* Source text *
◆ ◆ ◆ ◆ ◆ ◆ ◆
It is telling that, at the moment he embraces his death, Arwen calls him by his childhood name, Estel. As Tolkien conveys in “The Converse of Finrod and Andreth,” Estel is the Quenya word for “hope,” or, more accurately, “trust.” One kind of hope, Amdir , implies “an expectation of good, which though uncertain has some foundation in what is known” ( MR , 320). Estel , however, implies a deeper kind of hope, a hope that “is not defeated by the ways of the world, for it does not come from experience” but rests upon “trust” that the creator “will not suffer Himself to be deprived of His own, not by any Enemy, not even by ourselves” ( MR , 320). In calling upon Estel, Arwen thereby relies not only upon her beloved husband but also upon the one thing that is needed, Tolkien suggests, to prevent her from being “overthrown at the final test” ( LOTR , 1063). The wisdom of Aragorn’s final words to Arwen is suggested through the depiction of what happens to his body after death. In a scene that contrasts sharply with the death of Saruman, Aragorn’s corpse undergoes a transformation that reflects the essential goodness of his soul, confirming the truth of that true Estel on which he has based his life: “A great beauty was revealed in him,” so that all who looked upon him saw “that the grace of his youth, and the valour of his manhood, and the wisdom and majesty of his age were blended together” ( LOTR , 1063).
In examining Tolkien’s legendarium as a “response” to Plato’s critique of poetry, we see that one could not readily charge Tolkien with presenting “lies” masquerading as truth, or with undermining moral virtue. On the contrary, Tolkien provides a vision of the whole while simultaneously communicating the limitations of that vision. Rather than encouraging his readers to regard his poetry as providing them with direct and comprehensive knowledge of the truth in its fullness, Tolkien intends that his legendarium both spark wonder and defend the enduring value of the experience of wonder. Furthermore, rather than undermining moral virtue, Tolkien provides a compelling defense of the dignity of virtue and the misery of vice. Though Plato expresses doubt as to whether poetry can adequately portray genuine human goodness and wise judgment, Tolkien’s vivid and compelling array of character types does precisely that.
◆ ◆ ◆ ◆ ◆ ◆ ◆
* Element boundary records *

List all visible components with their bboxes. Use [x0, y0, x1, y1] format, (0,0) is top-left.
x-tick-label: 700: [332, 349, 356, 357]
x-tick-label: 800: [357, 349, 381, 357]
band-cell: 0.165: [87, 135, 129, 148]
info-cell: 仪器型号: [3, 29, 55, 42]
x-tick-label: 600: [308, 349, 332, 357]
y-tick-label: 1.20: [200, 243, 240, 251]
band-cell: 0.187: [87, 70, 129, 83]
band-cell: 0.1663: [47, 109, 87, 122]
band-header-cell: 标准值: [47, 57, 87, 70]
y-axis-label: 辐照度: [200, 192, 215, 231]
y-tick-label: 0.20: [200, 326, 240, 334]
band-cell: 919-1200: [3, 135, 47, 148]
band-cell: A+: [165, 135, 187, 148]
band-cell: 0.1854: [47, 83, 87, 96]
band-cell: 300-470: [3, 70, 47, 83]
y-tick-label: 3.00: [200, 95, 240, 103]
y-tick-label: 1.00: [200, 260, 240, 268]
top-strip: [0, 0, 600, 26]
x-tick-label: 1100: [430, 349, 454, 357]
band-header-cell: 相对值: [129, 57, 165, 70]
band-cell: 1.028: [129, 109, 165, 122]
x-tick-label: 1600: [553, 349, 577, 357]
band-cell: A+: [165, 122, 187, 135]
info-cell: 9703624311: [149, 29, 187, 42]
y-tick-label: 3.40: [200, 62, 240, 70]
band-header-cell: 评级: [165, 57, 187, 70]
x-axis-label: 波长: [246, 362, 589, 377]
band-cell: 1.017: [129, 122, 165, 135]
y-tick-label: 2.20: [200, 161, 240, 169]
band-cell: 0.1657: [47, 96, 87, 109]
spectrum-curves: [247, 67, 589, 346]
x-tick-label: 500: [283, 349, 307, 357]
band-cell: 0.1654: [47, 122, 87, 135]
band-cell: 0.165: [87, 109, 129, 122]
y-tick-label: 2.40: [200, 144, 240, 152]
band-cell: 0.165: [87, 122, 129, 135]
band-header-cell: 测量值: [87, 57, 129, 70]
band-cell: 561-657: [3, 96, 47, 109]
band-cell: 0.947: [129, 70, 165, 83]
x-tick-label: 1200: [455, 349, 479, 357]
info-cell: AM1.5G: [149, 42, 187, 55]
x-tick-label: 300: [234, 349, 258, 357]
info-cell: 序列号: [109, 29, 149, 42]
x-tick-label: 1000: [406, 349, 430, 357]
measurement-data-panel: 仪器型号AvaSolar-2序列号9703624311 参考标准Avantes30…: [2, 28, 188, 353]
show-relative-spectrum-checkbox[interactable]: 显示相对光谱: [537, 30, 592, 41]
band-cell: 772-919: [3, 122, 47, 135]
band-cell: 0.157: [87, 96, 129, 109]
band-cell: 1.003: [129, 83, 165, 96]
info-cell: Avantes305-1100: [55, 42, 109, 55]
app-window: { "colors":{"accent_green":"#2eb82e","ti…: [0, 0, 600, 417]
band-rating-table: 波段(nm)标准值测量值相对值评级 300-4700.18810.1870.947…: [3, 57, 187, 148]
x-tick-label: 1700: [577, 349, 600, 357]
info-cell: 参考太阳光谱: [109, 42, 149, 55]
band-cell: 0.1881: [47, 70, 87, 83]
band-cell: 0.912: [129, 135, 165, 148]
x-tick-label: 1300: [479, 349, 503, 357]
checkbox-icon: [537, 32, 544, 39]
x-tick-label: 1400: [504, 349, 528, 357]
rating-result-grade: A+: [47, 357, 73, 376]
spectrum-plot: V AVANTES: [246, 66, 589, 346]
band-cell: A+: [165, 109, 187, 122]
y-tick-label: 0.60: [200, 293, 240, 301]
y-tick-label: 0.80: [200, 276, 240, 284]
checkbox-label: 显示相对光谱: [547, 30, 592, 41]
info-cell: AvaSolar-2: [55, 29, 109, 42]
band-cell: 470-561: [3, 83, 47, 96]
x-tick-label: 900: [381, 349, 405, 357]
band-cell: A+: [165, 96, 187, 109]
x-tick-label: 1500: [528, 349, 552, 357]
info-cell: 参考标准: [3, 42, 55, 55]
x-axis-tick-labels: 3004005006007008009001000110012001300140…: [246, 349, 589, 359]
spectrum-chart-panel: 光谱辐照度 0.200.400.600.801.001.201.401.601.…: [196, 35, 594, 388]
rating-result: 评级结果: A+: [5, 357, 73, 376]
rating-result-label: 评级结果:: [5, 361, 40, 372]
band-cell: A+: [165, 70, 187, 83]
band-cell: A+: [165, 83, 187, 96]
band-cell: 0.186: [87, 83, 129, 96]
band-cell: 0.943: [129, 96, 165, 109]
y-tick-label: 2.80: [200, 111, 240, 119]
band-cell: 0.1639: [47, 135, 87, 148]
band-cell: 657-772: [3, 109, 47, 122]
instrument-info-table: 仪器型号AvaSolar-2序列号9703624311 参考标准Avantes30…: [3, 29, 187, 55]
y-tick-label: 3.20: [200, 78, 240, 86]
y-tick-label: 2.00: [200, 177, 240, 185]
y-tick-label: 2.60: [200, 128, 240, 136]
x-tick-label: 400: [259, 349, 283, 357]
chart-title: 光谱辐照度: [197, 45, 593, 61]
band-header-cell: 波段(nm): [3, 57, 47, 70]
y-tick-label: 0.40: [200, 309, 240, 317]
◆ ◆ ◆ ◆ ◆ ◆ ◆
* Requirement A *
In the Tolkien passage, what does the Quenya word Estel mean?
* Requirement B *
The Tolkien passage says several of Aragorn's qualities were seen blended together in him after his death. List every one of those qualities.

* Right answer A *
Estel means "hope," or, more accurately, "trust."

* Right answer B *
- grace (of his youth)
- valour (of his manhood)
- wisdom (of his age)
- majesty (of his age)